[begin Provided records]

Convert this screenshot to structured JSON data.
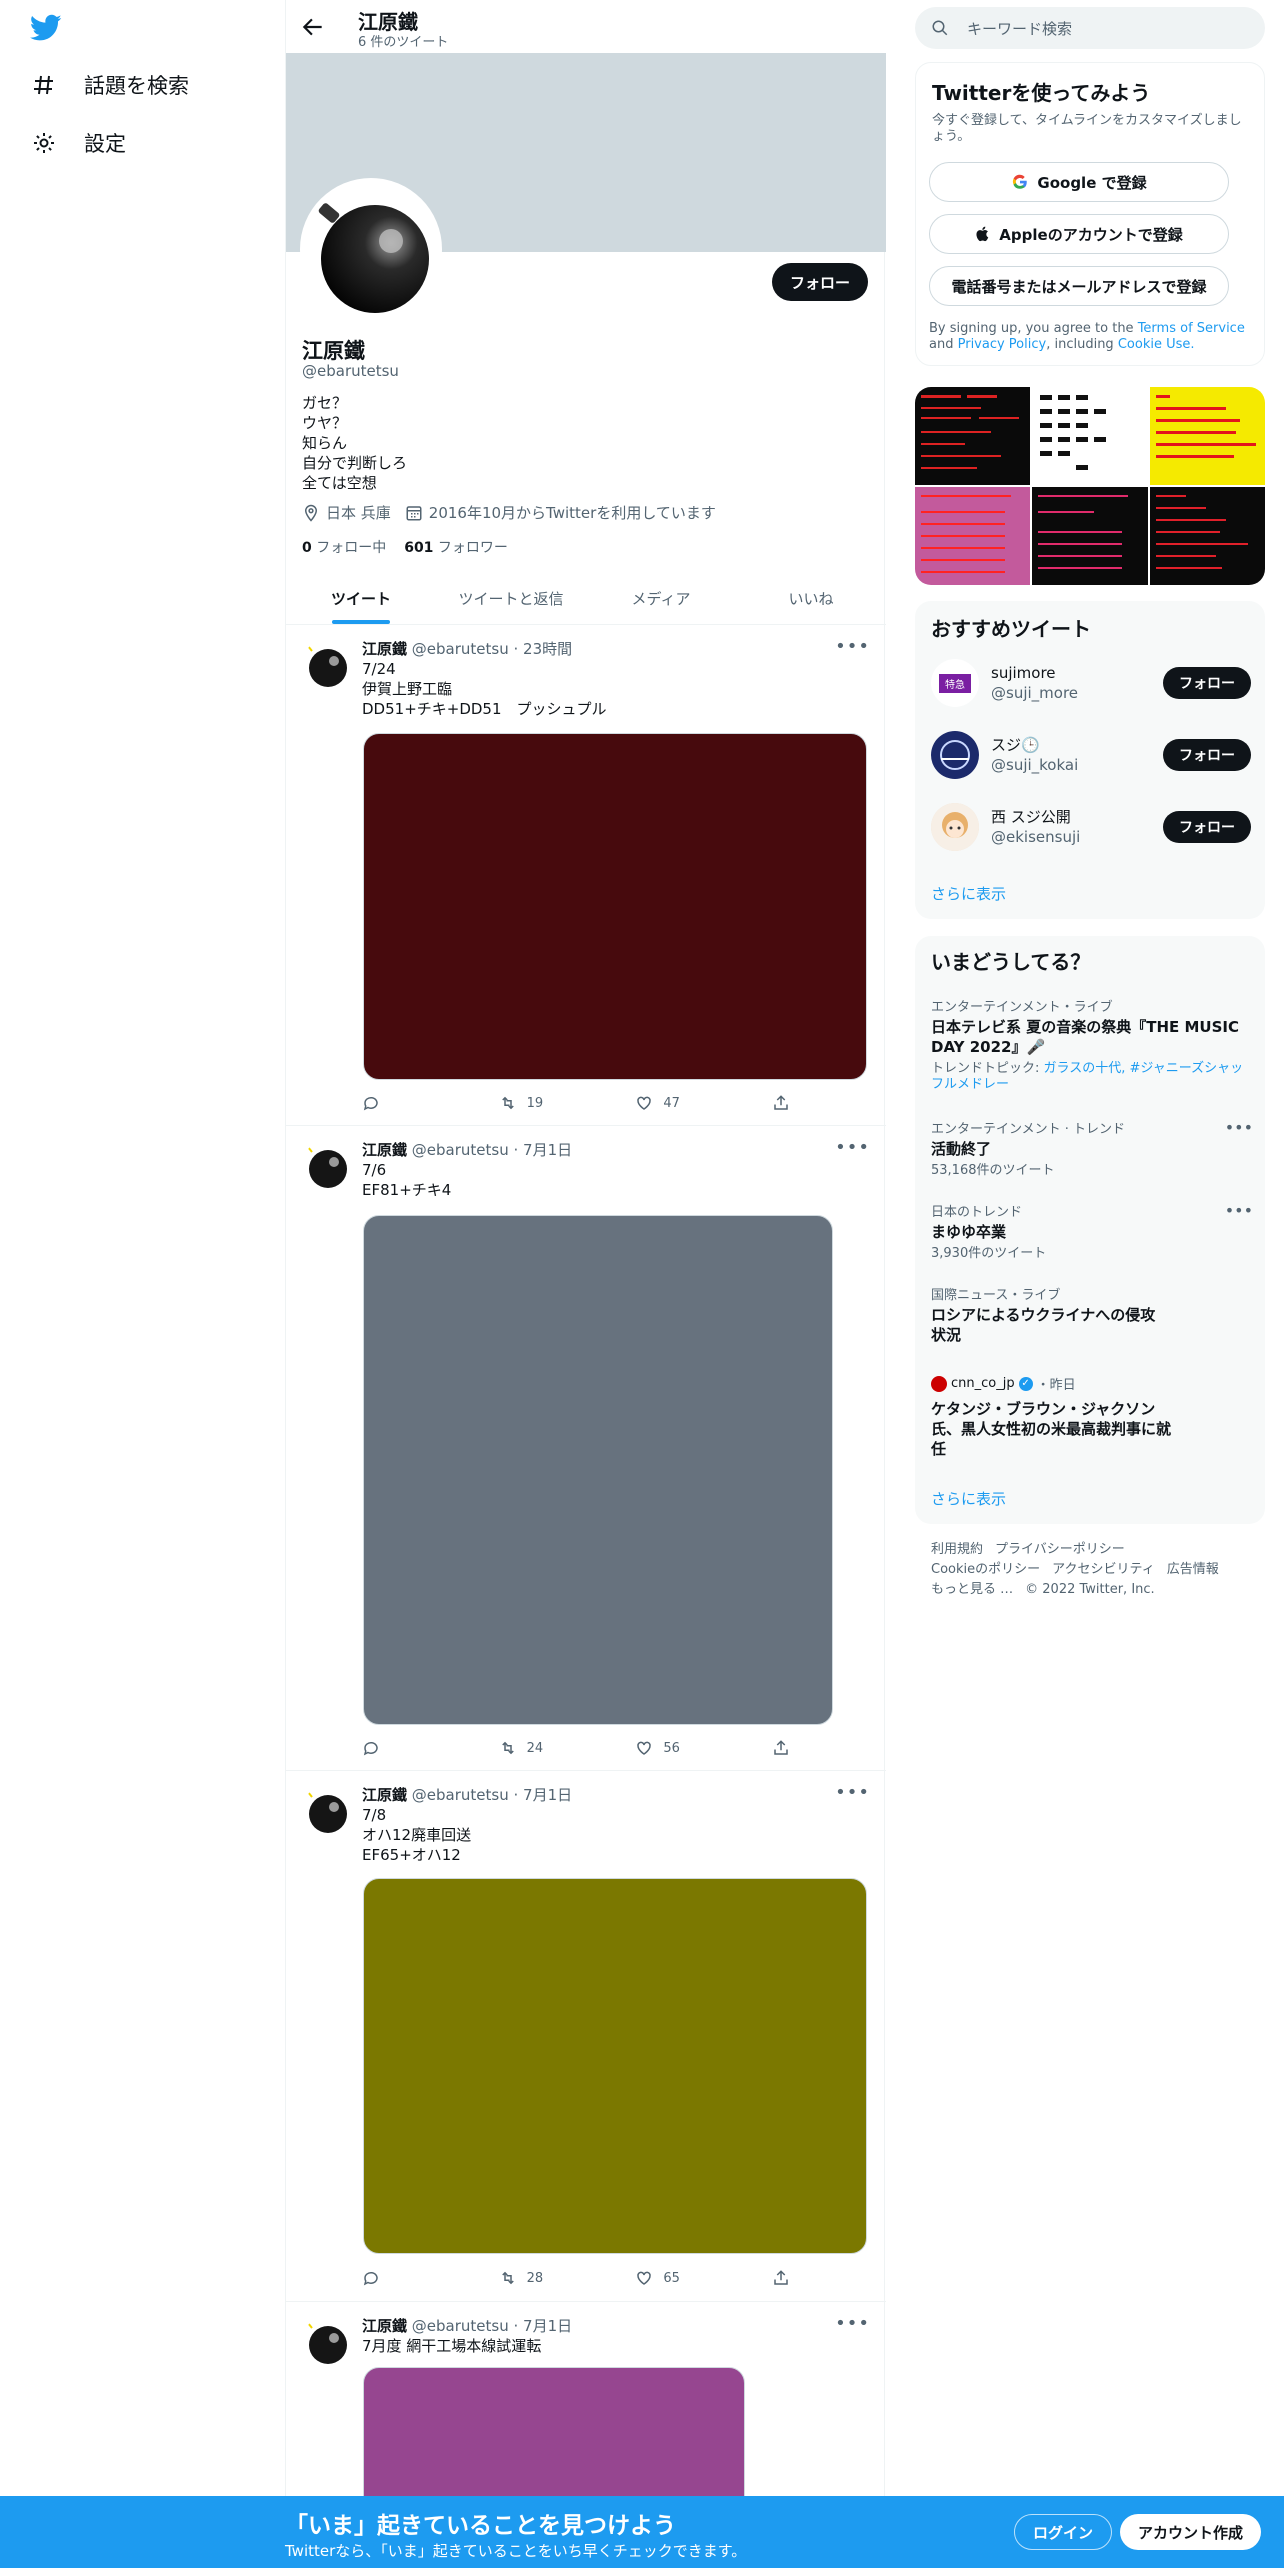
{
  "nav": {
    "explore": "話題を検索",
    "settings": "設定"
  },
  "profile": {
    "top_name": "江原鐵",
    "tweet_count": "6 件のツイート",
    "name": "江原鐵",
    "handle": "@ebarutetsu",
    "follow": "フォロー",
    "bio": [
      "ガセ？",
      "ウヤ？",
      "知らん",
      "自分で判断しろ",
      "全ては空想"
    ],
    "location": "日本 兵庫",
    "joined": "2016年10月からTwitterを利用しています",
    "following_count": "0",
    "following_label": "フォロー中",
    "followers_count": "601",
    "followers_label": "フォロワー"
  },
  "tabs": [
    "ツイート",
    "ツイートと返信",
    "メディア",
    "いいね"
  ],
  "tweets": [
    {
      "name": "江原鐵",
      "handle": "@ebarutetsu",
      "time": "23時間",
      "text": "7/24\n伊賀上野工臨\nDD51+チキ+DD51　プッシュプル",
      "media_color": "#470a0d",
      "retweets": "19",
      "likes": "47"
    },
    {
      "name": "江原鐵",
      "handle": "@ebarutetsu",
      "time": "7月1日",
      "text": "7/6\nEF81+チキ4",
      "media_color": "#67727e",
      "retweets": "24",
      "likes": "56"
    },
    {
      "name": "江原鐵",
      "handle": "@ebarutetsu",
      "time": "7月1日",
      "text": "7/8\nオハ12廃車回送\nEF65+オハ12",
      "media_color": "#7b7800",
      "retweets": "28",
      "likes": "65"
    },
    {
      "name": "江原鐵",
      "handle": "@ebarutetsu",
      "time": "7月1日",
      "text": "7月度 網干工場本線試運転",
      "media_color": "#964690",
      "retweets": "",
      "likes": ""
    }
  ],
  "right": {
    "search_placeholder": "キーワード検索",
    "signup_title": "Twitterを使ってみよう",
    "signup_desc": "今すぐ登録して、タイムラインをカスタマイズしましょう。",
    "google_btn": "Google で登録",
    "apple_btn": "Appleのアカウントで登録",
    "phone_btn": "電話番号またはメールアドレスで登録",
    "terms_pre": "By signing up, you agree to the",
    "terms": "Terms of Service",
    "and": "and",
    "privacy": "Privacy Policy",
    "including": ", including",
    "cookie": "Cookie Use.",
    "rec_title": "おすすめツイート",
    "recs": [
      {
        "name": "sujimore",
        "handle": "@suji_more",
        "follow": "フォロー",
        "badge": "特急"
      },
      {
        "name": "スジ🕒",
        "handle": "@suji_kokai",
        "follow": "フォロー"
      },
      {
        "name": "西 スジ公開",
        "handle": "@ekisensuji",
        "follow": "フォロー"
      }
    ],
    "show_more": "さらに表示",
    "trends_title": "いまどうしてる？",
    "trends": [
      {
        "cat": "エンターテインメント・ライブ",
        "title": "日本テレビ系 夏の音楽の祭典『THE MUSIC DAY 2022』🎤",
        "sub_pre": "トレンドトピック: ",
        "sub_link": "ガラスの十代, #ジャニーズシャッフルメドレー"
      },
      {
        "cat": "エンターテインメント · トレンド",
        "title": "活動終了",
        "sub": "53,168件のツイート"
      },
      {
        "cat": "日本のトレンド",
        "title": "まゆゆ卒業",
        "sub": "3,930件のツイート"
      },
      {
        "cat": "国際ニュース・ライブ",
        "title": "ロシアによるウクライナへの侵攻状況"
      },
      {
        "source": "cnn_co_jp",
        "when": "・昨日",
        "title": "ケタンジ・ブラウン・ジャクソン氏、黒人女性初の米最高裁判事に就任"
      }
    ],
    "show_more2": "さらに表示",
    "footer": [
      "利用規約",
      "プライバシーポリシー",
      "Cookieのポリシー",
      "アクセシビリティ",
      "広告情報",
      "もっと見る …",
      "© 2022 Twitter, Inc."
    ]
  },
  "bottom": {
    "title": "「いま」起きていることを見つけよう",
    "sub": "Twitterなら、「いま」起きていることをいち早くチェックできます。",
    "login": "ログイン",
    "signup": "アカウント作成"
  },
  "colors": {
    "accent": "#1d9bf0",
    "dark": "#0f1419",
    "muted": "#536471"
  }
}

[end Provided records]
[begin Provided records]

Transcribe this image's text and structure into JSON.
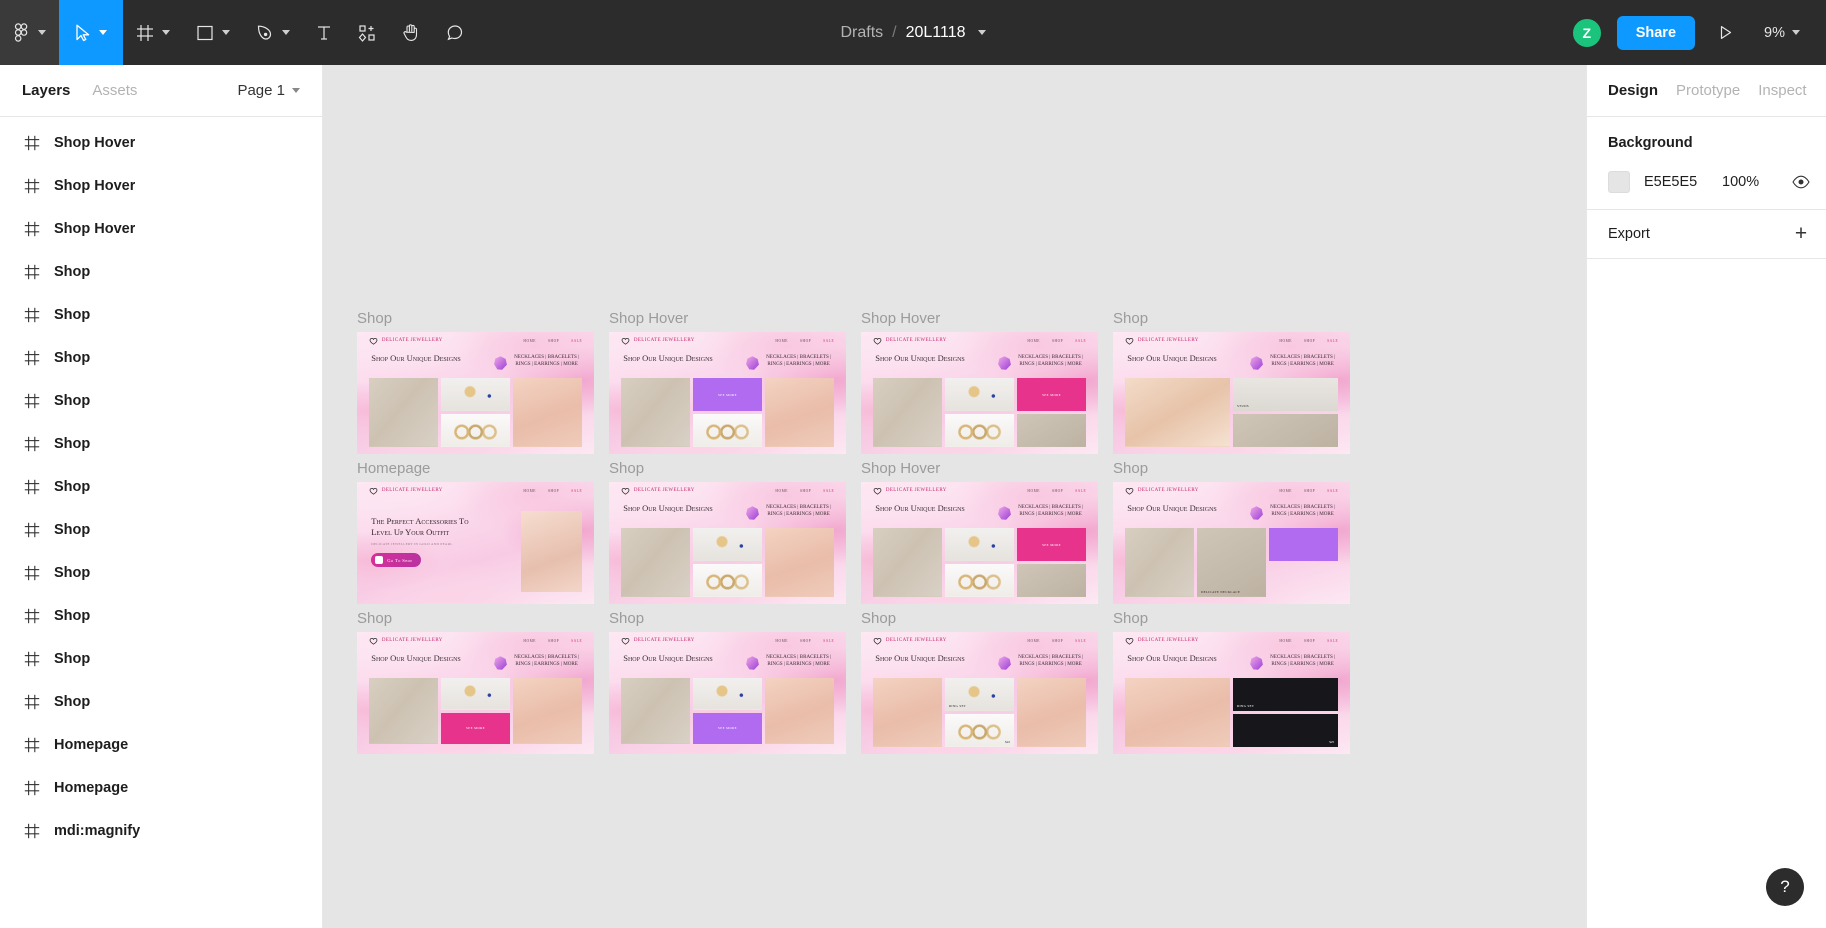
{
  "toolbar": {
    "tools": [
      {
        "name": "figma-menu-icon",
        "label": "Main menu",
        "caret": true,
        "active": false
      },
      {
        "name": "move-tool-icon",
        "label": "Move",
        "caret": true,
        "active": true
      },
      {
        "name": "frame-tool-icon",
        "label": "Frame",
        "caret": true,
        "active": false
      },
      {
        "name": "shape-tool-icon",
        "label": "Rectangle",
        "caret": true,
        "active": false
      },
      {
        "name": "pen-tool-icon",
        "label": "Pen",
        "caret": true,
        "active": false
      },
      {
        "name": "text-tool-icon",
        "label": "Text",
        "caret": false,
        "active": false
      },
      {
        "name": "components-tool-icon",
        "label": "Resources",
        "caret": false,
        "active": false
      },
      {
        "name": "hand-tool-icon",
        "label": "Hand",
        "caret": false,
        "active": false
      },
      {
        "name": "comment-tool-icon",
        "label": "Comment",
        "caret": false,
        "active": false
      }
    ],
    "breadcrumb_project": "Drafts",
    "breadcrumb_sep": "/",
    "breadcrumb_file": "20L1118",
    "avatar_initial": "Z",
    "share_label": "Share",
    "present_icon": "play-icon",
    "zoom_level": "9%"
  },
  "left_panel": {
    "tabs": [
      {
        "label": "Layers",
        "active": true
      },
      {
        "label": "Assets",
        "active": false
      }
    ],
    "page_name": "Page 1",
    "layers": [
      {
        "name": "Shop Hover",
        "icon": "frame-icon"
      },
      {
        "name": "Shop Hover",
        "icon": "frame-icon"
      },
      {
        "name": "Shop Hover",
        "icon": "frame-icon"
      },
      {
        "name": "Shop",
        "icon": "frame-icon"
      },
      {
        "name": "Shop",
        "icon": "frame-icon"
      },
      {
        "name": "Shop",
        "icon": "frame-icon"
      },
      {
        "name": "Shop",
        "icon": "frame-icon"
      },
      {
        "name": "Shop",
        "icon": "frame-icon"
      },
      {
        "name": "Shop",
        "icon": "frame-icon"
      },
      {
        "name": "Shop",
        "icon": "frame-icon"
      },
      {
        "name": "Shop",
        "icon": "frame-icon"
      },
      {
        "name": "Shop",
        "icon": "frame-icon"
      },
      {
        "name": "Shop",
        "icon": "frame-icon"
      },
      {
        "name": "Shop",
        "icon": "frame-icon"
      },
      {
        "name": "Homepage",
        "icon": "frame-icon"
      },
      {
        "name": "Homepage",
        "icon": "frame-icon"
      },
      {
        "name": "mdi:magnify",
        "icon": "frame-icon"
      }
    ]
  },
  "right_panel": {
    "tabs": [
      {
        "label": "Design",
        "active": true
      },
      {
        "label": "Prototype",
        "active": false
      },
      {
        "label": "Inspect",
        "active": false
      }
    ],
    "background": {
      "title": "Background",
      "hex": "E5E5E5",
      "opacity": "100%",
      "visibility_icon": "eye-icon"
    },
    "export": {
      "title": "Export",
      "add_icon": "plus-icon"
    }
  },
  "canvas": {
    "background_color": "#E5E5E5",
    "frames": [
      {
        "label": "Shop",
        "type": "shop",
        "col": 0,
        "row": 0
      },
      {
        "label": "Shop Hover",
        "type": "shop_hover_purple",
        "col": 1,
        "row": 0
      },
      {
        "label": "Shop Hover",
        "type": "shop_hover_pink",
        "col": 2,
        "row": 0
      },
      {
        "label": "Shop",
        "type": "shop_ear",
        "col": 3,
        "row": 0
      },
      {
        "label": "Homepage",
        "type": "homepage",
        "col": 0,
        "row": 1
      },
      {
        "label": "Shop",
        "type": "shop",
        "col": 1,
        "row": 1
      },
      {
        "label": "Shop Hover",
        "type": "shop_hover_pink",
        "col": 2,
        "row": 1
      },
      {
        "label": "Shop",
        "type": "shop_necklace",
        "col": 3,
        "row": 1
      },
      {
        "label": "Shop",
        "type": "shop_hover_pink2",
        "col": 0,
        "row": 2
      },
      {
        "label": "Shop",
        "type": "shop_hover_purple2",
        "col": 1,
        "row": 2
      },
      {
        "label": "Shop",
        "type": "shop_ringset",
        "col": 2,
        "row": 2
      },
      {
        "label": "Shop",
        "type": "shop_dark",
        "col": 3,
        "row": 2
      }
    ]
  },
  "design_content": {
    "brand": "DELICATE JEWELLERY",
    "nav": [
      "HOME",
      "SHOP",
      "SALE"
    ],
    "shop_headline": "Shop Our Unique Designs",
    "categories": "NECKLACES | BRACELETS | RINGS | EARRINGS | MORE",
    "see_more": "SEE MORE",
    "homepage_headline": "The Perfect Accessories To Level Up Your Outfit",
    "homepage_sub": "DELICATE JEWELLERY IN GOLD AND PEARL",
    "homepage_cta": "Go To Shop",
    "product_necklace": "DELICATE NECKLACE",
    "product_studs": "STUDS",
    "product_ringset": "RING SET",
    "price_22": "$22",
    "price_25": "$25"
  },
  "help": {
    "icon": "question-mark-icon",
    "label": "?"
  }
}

[end Provided records]

* What is required: For the material, find the number of lines holding the word "menu" and give that figure and nothing more.

* The solution: 2